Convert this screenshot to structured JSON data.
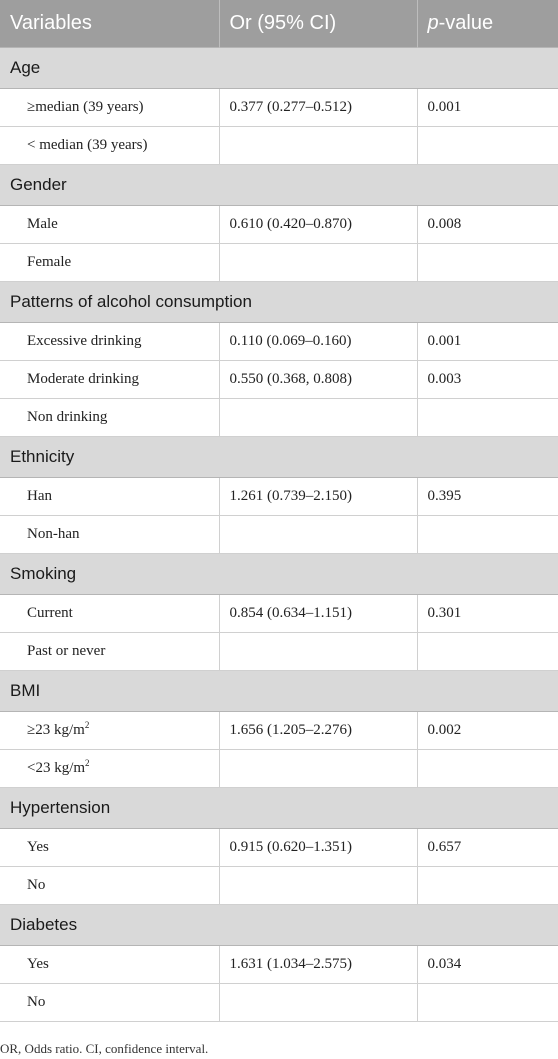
{
  "header": {
    "col1": "Variables",
    "col2": "Or (95% CI)",
    "col3_italic": "p",
    "col3_rest": "-value"
  },
  "groups": [
    {
      "title": "Age",
      "rows": [
        {
          "label": "≥median (39 years)",
          "or": "0.377 (0.277–0.512)",
          "p": "0.001"
        },
        {
          "label": "< median (39 years)",
          "or": "",
          "p": ""
        }
      ]
    },
    {
      "title": "Gender",
      "rows": [
        {
          "label": "Male",
          "or": "0.610 (0.420–0.870)",
          "p": "0.008"
        },
        {
          "label": "Female",
          "or": "",
          "p": ""
        }
      ]
    },
    {
      "title": "Patterns of alcohol consumption",
      "rows": [
        {
          "label": "Excessive drinking",
          "or": "0.110 (0.069–0.160)",
          "p": "0.001"
        },
        {
          "label": "Moderate drinking",
          "or": "0.550 (0.368, 0.808)",
          "p": "0.003"
        },
        {
          "label": "Non drinking",
          "or": "",
          "p": ""
        }
      ]
    },
    {
      "title": "Ethnicity",
      "rows": [
        {
          "label": "Han",
          "or": "1.261 (0.739–2.150)",
          "p": "0.395"
        },
        {
          "label": "Non-han",
          "or": "",
          "p": ""
        }
      ]
    },
    {
      "title": "Smoking",
      "rows": [
        {
          "label": "Current",
          "or": "0.854 (0.634–1.151)",
          "p": "0.301"
        },
        {
          "label": "Past or never",
          "or": "",
          "p": ""
        }
      ]
    },
    {
      "title": "BMI",
      "rows": [
        {
          "label": "≥23 kg/m",
          "sup": "2",
          "or": "1.656 (1.205–2.276)",
          "p": "0.002"
        },
        {
          "label": "<23 kg/m",
          "sup": "2",
          "or": "",
          "p": ""
        }
      ]
    },
    {
      "title": "Hypertension",
      "rows": [
        {
          "label": "Yes",
          "or": "0.915 (0.620–1.351)",
          "p": "0.657"
        },
        {
          "label": "No",
          "or": "",
          "p": ""
        }
      ]
    },
    {
      "title": "Diabetes",
      "rows": [
        {
          "label": "Yes",
          "or": "1.631 (1.034–2.575)",
          "p": "0.034"
        },
        {
          "label": "No",
          "or": "",
          "p": ""
        }
      ]
    }
  ],
  "footnote": "OR, Odds ratio. CI, confidence interval."
}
_ _ _ _ _
Written exercise:
The records above are to be quoted exactly, with all pictures left out.

The response:
Convert this screenshot to structured JSON data.
{
  "header": {
    "col1": "Variables",
    "col2": "Or (95% CI)",
    "col3_italic": "p",
    "col3_rest": "-value"
  },
  "groups": [
    {
      "title": "Age",
      "rows": [
        {
          "label": "≥median (39 years)",
          "or": "0.377 (0.277–0.512)",
          "p": "0.001"
        },
        {
          "label": "< median (39 years)",
          "or": "",
          "p": ""
        }
      ]
    },
    {
      "title": "Gender",
      "rows": [
        {
          "label": "Male",
          "or": "0.610 (0.420–0.870)",
          "p": "0.008"
        },
        {
          "label": "Female",
          "or": "",
          "p": ""
        }
      ]
    },
    {
      "title": "Patterns of alcohol consumption",
      "rows": [
        {
          "label": "Excessive drinking",
          "or": "0.110 (0.069–0.160)",
          "p": "0.001"
        },
        {
          "label": "Moderate drinking",
          "or": "0.550 (0.368, 0.808)",
          "p": "0.003"
        },
        {
          "label": "Non drinking",
          "or": "",
          "p": ""
        }
      ]
    },
    {
      "title": "Ethnicity",
      "rows": [
        {
          "label": "Han",
          "or": "1.261 (0.739–2.150)",
          "p": "0.395"
        },
        {
          "label": "Non-han",
          "or": "",
          "p": ""
        }
      ]
    },
    {
      "title": "Smoking",
      "rows": [
        {
          "label": "Current",
          "or": "0.854 (0.634–1.151)",
          "p": "0.301"
        },
        {
          "label": "Past or never",
          "or": "",
          "p": ""
        }
      ]
    },
    {
      "title": "BMI",
      "rows": [
        {
          "label": "≥23 kg/m",
          "sup": "2",
          "or": "1.656 (1.205–2.276)",
          "p": "0.002"
        },
        {
          "label": "<23 kg/m",
          "sup": "2",
          "or": "",
          "p": ""
        }
      ]
    },
    {
      "title": "Hypertension",
      "rows": [
        {
          "label": "Yes",
          "or": "0.915 (0.620–1.351)",
          "p": "0.657"
        },
        {
          "label": "No",
          "or": "",
          "p": ""
        }
      ]
    },
    {
      "title": "Diabetes",
      "rows": [
        {
          "label": "Yes",
          "or": "1.631 (1.034–2.575)",
          "p": "0.034"
        },
        {
          "label": "No",
          "or": "",
          "p": ""
        }
      ]
    }
  ],
  "footnote": "OR, Odds ratio. CI, confidence interval."
}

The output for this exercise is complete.